### [The task]
Copy out all of the material, matching it word for word.

### [Entries provided]
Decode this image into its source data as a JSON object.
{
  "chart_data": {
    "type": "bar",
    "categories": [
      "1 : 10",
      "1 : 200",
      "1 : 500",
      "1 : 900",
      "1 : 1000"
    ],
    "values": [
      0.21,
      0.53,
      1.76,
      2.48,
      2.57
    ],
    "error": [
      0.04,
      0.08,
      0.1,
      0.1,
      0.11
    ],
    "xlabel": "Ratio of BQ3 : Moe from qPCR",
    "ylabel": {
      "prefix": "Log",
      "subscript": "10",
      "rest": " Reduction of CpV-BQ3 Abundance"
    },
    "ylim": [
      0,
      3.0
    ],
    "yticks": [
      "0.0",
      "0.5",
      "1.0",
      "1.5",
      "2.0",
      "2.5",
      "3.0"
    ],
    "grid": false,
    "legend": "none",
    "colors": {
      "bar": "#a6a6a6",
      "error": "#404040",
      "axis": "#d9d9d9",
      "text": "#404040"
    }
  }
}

### [Solution to this problem]
Decode this image into its source data as a JSON object.
{
  "chart_data": {
    "type": "bar",
    "categories": [
      "1 : 10",
      "1 : 200",
      "1 : 500",
      "1 : 900",
      "1 : 1000"
    ],
    "values": [
      0.21,
      0.53,
      1.76,
      2.48,
      2.57
    ],
    "error": [
      0.04,
      0.08,
      0.1,
      0.1,
      0.11
    ],
    "xlabel": "Ratio of BQ3 : Moe from qPCR",
    "ylabel": {
      "prefix": "Log",
      "subscript": "10",
      "rest": " Reduction of CpV-BQ3 Abundance"
    },
    "ylim": [
      0,
      3.0
    ],
    "yticks": [
      "0.0",
      "0.5",
      "1.0",
      "1.5",
      "2.0",
      "2.5",
      "3.0"
    ],
    "grid": false,
    "legend": "none",
    "colors": {
      "bar": "#a6a6a6",
      "error": "#404040",
      "axis": "#d9d9d9",
      "text": "#404040"
    }
  }
}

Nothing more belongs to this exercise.